AIM OF THE TASK
Pull every line containing "involved" out of the material below.

DATA LINES
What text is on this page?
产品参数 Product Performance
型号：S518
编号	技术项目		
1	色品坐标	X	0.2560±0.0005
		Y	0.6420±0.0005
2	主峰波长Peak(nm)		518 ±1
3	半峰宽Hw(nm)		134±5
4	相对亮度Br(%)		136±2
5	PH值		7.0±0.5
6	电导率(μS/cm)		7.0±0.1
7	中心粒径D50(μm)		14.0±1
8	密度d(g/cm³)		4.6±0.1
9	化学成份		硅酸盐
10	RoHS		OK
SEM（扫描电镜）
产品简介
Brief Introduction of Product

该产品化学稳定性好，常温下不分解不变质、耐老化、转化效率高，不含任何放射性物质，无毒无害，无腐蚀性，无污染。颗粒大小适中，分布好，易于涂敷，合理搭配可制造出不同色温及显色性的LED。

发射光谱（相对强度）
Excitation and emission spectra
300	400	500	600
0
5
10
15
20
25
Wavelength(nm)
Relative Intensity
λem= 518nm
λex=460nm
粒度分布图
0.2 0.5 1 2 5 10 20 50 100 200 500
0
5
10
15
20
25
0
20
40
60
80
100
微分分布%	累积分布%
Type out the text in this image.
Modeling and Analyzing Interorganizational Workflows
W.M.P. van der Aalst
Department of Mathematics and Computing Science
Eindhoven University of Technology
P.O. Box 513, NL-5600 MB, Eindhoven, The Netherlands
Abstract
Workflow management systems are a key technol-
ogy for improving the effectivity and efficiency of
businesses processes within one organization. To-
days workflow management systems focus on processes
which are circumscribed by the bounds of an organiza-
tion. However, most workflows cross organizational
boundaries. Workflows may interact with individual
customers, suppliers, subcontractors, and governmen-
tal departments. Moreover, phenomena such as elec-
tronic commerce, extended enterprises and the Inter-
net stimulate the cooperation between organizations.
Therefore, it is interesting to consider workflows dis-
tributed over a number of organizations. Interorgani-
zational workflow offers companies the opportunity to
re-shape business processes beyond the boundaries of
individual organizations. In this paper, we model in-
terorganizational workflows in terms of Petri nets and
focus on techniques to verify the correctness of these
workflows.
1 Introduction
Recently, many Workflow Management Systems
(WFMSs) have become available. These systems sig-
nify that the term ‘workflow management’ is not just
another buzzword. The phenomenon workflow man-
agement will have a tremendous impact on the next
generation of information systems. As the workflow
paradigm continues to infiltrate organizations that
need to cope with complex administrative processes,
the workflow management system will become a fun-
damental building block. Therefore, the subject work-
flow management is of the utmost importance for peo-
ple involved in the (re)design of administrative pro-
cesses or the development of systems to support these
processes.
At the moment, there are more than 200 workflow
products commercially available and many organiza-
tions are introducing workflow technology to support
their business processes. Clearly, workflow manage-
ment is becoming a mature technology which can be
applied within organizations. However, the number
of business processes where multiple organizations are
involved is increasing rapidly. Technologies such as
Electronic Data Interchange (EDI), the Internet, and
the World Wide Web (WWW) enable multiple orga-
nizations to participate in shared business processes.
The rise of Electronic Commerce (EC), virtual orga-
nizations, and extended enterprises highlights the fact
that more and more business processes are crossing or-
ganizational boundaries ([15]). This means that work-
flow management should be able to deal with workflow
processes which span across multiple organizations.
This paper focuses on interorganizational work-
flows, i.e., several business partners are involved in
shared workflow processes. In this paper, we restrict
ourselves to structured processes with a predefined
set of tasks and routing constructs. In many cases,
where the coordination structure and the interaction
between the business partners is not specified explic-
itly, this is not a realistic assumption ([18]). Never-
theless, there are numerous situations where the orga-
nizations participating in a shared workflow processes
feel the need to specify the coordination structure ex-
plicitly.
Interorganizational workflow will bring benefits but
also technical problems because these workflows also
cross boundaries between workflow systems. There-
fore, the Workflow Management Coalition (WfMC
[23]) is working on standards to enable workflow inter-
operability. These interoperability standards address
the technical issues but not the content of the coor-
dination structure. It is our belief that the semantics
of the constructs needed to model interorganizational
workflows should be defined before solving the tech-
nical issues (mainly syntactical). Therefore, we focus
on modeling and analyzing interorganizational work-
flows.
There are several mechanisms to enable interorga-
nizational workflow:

RESULT FOR THIS EXERCISE
ple involved in the (re)design of administrative pro-
involved is increasing rapidly. Technologies such as
flows, i.e., several business partners are involved in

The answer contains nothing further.